Tâche donnée →
Modifiez le passage qui va du début des enregistrements jusqu'à la ligne contenant « label-shevchenko: Шевченко [306, 369, 383, 407] » incluse en remplaçant « interactable » par « clickable ». Recopiez ces lignes sans rien changer d'autre.

[Entrées d'éléments de mise en page]
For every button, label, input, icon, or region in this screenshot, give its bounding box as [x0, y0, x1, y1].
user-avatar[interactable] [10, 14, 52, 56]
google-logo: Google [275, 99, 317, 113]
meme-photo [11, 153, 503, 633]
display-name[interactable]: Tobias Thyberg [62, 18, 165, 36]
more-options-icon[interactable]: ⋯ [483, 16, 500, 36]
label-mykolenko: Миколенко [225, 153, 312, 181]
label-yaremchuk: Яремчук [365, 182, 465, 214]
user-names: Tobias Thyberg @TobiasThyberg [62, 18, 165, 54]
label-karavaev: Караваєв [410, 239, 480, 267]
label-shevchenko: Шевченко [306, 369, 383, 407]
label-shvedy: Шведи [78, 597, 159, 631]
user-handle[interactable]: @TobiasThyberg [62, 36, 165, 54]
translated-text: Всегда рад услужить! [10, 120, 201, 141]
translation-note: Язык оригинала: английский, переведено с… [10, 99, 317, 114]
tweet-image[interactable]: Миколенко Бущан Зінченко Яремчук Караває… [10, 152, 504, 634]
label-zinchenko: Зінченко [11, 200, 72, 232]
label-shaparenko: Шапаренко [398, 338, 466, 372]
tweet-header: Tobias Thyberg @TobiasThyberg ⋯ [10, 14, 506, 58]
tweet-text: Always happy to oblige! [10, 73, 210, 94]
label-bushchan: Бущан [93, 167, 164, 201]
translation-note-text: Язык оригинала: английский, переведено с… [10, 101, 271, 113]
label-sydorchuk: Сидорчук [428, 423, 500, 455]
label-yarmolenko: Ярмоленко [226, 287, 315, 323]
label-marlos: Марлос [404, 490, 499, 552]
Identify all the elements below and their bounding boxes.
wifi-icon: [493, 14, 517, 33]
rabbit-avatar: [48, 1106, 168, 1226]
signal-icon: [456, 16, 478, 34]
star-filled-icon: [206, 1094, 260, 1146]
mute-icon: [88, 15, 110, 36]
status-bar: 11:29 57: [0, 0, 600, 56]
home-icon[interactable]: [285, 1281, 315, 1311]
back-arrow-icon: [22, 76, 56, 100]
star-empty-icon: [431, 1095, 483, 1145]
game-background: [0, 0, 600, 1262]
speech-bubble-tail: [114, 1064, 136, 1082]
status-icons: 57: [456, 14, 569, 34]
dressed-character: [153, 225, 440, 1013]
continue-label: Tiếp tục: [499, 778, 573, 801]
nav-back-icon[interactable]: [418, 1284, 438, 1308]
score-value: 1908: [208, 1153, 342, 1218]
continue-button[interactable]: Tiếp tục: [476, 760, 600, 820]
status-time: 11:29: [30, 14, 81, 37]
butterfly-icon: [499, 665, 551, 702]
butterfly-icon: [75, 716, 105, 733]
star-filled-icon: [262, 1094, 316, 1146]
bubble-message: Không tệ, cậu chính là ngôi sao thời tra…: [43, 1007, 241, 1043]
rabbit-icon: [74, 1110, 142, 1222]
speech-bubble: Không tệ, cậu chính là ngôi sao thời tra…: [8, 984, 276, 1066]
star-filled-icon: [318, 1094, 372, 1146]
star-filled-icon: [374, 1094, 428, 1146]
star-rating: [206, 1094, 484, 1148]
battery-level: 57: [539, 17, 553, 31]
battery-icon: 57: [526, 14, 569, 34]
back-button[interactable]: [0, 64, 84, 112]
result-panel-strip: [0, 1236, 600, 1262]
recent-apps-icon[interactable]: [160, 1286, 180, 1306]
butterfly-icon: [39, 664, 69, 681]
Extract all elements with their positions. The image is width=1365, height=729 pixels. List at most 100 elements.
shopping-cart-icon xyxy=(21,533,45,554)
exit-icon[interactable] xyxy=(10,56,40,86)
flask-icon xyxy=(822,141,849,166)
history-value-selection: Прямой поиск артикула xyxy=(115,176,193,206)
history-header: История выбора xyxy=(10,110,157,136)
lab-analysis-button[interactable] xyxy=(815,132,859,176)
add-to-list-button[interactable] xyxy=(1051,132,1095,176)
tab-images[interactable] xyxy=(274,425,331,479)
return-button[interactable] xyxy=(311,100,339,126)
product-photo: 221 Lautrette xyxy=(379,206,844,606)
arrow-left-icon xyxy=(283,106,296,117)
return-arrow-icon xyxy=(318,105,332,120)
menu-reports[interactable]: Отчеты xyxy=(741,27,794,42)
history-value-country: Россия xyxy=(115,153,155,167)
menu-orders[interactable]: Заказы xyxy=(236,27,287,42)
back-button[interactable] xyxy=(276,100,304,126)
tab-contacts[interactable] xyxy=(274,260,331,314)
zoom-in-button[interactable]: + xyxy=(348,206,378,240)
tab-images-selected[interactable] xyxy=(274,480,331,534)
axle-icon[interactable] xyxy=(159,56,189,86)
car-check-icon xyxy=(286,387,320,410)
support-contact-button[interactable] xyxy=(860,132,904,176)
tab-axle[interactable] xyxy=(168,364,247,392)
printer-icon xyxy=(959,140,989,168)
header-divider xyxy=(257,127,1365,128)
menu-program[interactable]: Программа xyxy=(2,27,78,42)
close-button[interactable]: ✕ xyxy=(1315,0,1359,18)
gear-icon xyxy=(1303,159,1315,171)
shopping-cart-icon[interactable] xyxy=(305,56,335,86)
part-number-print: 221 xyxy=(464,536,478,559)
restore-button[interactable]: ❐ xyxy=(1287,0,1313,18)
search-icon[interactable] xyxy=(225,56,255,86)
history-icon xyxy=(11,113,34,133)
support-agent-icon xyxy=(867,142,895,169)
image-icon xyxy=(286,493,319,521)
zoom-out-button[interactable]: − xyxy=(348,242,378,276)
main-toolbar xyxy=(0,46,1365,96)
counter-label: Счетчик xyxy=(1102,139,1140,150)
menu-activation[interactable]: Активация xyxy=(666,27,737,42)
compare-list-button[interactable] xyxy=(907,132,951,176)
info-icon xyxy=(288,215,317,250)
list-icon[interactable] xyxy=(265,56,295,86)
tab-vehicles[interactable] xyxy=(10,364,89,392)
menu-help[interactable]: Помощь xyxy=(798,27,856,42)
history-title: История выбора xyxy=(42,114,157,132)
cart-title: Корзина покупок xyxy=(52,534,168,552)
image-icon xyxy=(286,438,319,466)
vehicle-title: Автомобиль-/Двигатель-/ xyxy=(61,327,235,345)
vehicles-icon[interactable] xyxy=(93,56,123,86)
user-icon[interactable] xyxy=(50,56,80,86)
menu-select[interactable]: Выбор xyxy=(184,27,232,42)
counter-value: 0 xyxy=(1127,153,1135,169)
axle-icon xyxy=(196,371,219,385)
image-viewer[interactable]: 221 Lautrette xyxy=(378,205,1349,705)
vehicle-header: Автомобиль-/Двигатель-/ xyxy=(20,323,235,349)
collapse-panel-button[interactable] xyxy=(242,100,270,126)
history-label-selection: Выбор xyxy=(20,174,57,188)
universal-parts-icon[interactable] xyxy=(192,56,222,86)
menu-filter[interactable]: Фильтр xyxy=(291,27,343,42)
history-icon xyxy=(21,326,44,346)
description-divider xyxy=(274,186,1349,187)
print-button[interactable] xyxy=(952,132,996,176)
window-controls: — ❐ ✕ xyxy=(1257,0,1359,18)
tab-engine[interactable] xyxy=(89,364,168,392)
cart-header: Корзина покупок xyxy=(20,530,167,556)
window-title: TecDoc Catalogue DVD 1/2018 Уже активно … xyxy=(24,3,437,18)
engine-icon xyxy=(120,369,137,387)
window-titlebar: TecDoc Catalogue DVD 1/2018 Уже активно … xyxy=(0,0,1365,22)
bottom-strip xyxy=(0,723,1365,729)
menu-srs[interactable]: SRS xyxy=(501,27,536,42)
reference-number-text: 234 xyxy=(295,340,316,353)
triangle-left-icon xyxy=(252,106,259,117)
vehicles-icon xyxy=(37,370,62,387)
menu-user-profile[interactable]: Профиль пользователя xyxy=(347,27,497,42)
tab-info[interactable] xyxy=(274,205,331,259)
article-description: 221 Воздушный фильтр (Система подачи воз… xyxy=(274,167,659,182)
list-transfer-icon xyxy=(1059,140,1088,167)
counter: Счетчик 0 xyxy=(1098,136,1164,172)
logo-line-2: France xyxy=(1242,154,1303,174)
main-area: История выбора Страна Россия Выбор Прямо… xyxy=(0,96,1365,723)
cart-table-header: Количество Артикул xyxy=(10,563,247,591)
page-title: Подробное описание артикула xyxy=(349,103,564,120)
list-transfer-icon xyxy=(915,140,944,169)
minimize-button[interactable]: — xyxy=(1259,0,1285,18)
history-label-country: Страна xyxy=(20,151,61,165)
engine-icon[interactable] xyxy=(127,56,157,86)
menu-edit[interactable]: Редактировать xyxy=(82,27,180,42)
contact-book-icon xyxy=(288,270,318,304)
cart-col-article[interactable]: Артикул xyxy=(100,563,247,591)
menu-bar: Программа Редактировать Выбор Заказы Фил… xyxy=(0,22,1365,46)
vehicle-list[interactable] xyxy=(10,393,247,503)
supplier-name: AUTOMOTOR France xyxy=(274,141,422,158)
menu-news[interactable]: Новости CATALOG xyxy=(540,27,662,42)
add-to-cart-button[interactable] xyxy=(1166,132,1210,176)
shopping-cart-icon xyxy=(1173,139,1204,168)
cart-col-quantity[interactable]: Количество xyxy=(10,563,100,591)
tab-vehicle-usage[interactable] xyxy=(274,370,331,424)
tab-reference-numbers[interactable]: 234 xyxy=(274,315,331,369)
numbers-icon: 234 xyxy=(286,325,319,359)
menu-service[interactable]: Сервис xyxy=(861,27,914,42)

Résultat obtenu →
For every button, label, input, icon, or region in this screenshot, give its bounding box as [x0, y0, x1, y1].
user-avatar[clickable] [10, 14, 52, 56]
google-logo: Google [275, 99, 317, 113]
meme-photo [11, 153, 503, 633]
display-name[clickable]: Tobias Thyberg [62, 18, 165, 36]
more-options-icon[clickable]: ⋯ [483, 16, 500, 36]
label-mykolenko: Миколенко [225, 153, 312, 181]
label-yaremchuk: Яремчук [365, 182, 465, 214]
user-names: Tobias Thyberg @TobiasThyberg [62, 18, 165, 54]
label-karavaev: Караваєв [410, 239, 480, 267]
label-shevchenko: Шевченко [306, 369, 383, 407]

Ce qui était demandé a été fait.